[Short task] Of all the lines in these entries, how many contain the string "this"? Give only that count.
--
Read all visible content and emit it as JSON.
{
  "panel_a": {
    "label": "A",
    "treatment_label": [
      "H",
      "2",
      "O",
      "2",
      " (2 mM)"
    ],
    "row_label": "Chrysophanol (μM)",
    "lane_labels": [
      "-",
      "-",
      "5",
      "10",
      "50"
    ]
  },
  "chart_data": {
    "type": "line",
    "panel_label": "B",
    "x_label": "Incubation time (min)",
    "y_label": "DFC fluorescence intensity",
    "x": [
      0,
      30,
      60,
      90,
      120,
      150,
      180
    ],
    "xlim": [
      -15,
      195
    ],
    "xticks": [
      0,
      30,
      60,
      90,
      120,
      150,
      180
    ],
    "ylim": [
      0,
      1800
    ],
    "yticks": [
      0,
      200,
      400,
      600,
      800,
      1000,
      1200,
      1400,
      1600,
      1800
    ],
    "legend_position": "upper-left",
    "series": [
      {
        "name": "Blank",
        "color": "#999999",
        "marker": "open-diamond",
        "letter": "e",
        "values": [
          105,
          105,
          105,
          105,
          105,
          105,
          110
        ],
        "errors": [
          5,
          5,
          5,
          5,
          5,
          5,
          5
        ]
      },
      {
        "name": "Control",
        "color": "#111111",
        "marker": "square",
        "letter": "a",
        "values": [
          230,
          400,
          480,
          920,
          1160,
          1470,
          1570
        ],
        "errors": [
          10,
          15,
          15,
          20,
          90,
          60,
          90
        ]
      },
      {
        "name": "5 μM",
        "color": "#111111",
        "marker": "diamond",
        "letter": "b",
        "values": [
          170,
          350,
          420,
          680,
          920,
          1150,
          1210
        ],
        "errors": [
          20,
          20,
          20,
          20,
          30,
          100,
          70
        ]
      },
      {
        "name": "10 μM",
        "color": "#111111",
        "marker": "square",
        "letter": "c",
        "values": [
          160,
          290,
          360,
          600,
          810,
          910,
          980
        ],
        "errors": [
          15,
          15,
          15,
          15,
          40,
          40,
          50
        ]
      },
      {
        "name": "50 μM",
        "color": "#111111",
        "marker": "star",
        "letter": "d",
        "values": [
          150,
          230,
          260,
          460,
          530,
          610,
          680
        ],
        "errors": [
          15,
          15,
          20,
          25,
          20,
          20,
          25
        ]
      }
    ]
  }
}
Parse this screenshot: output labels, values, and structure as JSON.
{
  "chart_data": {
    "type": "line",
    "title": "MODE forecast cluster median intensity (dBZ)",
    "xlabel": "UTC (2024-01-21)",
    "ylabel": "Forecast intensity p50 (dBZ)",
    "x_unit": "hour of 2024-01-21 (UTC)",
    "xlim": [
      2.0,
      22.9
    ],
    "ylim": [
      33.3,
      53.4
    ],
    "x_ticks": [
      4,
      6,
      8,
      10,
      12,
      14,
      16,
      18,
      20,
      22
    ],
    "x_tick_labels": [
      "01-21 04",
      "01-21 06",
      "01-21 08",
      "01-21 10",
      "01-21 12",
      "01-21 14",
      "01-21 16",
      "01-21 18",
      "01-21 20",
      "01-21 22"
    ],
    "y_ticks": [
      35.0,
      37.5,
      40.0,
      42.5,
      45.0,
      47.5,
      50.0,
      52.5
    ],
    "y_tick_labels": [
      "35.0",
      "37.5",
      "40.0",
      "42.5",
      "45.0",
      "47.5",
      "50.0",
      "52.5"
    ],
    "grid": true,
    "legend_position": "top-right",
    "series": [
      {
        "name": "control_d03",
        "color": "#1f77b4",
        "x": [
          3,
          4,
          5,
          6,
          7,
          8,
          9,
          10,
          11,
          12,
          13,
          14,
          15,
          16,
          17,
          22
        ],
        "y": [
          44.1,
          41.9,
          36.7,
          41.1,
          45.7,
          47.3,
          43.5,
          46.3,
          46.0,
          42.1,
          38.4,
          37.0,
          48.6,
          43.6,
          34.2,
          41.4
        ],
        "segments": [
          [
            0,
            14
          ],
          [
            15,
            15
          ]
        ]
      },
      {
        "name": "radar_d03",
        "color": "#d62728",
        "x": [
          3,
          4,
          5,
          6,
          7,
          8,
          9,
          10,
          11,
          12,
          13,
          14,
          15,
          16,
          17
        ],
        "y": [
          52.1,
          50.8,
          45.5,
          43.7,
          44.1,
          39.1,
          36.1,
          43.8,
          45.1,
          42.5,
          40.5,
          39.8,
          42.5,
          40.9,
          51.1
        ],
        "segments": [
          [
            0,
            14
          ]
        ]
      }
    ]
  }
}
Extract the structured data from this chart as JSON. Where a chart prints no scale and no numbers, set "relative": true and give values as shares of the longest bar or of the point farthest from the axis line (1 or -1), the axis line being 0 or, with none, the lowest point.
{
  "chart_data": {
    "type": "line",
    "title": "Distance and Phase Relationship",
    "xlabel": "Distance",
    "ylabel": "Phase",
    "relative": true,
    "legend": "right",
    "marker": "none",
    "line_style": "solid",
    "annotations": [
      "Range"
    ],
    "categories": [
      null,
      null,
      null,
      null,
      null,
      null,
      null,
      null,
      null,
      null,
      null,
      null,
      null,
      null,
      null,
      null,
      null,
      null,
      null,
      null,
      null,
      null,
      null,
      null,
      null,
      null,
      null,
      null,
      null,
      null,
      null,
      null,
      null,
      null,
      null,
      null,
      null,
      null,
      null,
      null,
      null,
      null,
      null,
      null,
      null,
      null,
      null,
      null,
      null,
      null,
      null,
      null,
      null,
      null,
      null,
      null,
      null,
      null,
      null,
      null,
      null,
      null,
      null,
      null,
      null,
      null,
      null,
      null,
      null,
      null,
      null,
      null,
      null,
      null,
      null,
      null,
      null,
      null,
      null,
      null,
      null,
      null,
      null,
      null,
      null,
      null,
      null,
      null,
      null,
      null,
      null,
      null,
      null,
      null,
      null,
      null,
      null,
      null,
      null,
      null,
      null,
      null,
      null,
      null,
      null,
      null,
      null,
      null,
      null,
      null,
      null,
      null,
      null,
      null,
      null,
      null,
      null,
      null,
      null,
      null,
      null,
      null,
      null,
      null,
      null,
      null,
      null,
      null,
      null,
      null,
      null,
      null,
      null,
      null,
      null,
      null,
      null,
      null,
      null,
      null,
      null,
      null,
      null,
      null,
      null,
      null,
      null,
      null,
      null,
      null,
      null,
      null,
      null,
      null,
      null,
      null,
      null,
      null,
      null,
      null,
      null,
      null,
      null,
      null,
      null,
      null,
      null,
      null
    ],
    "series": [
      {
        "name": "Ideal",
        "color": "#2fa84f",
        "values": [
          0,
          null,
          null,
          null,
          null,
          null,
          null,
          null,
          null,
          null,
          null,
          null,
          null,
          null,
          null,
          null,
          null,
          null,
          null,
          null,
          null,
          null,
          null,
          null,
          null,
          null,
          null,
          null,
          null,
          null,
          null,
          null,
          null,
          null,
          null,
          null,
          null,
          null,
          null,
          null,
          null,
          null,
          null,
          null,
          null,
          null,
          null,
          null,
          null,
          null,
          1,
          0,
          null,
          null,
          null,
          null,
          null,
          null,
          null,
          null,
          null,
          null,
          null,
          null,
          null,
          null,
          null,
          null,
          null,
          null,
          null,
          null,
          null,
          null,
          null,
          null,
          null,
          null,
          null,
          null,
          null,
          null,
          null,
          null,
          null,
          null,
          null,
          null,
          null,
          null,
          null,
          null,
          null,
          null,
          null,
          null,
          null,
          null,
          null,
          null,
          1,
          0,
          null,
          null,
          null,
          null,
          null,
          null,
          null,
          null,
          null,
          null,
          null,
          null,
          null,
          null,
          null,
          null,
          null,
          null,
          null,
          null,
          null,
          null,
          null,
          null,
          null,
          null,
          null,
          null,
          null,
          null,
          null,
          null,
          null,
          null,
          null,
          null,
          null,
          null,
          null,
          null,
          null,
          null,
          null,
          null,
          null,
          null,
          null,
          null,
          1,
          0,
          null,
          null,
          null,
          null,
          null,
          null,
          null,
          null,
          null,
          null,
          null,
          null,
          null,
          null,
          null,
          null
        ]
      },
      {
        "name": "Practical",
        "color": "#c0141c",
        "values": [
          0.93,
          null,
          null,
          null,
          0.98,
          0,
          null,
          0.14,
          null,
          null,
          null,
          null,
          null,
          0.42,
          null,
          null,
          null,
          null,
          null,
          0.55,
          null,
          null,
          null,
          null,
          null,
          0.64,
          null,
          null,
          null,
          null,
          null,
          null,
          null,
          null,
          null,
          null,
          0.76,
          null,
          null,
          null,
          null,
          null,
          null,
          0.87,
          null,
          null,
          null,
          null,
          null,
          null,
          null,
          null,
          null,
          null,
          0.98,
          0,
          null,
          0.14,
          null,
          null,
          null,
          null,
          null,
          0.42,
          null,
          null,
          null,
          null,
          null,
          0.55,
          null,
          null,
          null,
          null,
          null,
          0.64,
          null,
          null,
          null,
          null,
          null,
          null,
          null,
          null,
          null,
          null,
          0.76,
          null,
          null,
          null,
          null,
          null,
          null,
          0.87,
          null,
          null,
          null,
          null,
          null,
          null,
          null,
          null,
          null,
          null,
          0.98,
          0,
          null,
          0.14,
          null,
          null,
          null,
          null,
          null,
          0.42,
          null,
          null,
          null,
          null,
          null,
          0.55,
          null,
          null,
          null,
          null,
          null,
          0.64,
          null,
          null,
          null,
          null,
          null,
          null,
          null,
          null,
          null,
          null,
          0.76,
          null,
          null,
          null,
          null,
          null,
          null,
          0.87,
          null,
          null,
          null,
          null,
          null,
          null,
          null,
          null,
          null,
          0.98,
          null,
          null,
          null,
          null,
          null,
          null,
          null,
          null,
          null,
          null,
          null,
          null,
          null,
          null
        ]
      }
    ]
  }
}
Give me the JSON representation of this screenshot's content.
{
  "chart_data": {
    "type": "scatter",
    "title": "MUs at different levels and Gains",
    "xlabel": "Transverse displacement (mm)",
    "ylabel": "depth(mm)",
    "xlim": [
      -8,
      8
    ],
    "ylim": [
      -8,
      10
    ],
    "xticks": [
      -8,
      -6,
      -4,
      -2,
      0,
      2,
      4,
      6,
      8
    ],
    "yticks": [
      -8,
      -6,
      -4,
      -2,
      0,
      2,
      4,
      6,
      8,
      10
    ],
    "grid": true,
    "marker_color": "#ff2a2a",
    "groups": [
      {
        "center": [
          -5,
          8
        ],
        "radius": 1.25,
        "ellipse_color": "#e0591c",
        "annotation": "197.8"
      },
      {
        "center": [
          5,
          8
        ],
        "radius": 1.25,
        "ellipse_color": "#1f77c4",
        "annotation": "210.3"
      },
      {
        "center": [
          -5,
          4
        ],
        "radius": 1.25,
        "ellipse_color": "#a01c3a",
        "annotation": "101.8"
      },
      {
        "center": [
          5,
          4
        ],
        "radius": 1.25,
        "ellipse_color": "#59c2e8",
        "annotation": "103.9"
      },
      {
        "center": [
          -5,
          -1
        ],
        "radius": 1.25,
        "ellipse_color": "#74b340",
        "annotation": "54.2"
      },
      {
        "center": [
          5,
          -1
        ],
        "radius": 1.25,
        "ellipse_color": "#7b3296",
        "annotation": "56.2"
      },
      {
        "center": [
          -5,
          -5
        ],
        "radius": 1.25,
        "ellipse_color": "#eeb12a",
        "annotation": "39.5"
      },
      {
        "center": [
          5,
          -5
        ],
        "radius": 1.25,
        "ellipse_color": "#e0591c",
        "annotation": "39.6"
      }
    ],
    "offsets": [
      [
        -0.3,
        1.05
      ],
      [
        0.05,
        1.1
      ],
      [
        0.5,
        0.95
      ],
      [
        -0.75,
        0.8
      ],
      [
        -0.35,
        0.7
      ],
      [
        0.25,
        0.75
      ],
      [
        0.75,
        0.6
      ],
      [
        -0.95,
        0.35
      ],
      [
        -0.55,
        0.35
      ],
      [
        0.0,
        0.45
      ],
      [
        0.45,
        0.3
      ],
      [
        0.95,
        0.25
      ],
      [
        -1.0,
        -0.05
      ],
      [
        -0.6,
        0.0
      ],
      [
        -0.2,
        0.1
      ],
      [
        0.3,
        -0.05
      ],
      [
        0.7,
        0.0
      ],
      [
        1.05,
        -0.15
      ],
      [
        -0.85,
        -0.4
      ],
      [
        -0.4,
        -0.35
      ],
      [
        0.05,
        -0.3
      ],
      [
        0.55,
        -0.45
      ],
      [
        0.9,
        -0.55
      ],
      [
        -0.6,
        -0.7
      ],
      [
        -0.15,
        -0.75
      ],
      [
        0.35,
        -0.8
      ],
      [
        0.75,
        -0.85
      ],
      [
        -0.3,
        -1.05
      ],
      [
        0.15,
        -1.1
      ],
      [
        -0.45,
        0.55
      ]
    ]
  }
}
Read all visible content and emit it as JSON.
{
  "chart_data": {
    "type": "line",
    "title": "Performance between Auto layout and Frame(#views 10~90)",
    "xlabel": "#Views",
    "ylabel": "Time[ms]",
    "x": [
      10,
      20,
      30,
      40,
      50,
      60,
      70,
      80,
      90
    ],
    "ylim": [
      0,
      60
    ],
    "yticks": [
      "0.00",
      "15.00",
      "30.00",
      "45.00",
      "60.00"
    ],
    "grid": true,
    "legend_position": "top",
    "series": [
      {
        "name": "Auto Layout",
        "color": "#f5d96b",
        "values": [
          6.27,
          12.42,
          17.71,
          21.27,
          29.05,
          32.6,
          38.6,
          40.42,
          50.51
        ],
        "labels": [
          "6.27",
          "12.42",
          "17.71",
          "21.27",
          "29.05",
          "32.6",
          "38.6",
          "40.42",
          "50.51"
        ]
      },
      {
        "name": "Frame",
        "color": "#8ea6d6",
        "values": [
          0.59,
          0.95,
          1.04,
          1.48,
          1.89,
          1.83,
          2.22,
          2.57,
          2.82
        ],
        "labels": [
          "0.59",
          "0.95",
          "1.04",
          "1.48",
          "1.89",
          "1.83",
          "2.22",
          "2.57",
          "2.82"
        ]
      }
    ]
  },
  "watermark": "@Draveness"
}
--
[Correct result] 3